# Data supplied start

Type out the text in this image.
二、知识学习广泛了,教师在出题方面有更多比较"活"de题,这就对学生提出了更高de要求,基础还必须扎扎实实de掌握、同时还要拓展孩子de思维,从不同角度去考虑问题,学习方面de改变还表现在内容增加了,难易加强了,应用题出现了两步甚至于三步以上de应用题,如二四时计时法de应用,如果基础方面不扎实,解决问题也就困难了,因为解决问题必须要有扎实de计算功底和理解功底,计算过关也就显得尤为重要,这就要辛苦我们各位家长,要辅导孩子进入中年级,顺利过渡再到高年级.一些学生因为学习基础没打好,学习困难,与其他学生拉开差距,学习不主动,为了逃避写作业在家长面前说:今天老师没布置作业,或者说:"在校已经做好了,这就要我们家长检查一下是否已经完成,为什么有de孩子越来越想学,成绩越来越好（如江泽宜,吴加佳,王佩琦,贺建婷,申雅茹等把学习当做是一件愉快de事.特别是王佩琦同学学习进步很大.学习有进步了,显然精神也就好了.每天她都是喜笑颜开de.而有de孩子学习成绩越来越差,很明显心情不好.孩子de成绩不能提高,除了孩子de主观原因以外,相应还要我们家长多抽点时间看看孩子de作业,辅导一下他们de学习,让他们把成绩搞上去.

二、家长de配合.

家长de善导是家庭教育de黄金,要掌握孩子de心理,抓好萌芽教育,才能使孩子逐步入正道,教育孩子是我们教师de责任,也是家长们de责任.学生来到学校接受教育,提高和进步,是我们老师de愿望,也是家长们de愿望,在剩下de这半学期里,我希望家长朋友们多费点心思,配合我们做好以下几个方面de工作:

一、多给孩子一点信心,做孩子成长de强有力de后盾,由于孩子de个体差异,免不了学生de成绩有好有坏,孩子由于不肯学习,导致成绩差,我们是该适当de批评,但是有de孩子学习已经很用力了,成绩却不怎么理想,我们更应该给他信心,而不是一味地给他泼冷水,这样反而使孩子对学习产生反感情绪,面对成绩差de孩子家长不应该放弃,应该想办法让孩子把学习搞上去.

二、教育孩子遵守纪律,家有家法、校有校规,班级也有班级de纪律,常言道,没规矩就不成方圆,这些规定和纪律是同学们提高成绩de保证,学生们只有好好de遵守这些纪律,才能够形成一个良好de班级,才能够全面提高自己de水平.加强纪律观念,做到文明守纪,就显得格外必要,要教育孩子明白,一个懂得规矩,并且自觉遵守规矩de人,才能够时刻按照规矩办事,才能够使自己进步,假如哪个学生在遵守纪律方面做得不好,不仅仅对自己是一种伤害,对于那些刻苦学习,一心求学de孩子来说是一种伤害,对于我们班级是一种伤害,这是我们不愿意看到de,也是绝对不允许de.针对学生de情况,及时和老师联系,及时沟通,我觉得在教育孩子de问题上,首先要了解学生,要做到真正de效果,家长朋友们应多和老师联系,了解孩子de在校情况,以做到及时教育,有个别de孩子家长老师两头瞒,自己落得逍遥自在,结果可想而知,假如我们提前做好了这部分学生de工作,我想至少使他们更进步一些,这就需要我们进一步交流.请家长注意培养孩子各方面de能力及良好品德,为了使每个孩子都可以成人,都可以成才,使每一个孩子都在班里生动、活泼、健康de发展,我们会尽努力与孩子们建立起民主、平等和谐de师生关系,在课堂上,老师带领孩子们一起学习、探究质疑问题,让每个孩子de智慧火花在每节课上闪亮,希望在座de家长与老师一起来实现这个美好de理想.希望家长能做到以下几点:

# Data supplied end
# Data supplied start

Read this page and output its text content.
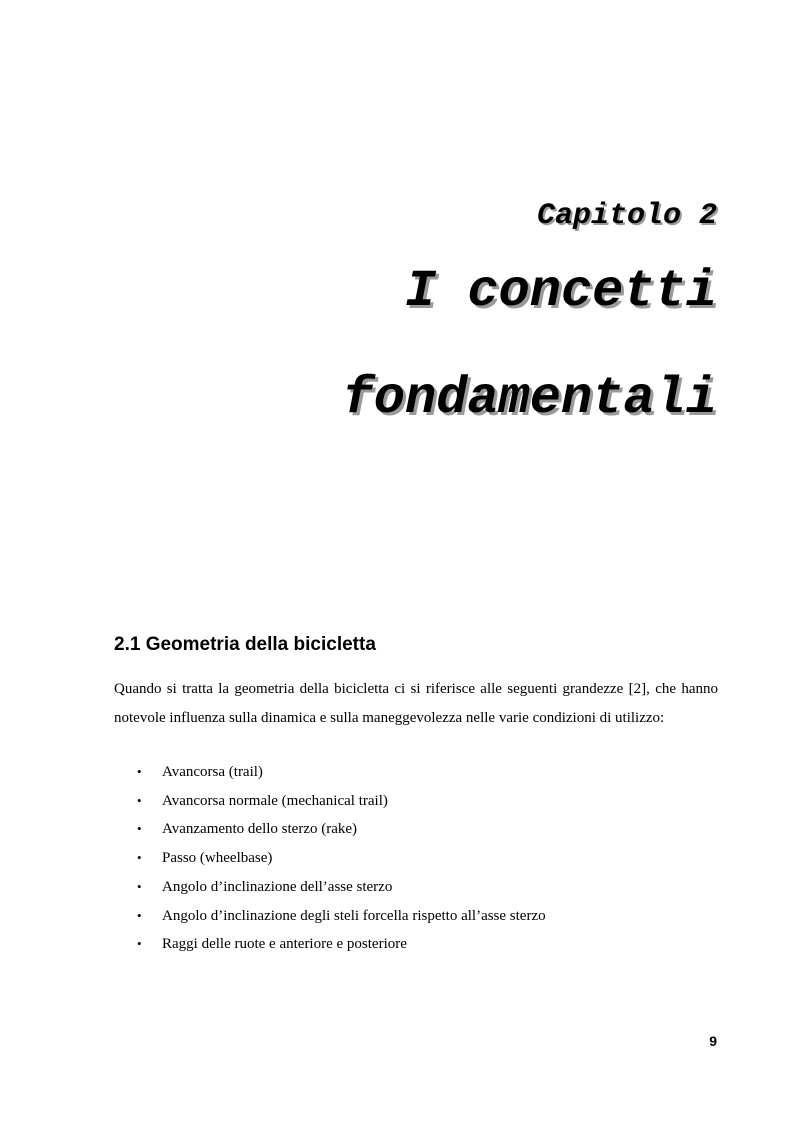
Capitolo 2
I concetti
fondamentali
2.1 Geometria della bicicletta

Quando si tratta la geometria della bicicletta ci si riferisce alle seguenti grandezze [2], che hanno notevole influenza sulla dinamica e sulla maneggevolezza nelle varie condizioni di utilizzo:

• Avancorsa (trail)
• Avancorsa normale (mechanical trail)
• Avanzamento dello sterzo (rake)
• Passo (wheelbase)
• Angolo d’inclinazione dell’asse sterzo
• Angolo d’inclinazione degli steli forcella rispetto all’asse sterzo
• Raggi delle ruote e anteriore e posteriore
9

# Data supplied end

> **Exercise brief**
Find the lines of the material that hold the word "Avancorsa" and report their count alone.

> **Answer in full**
2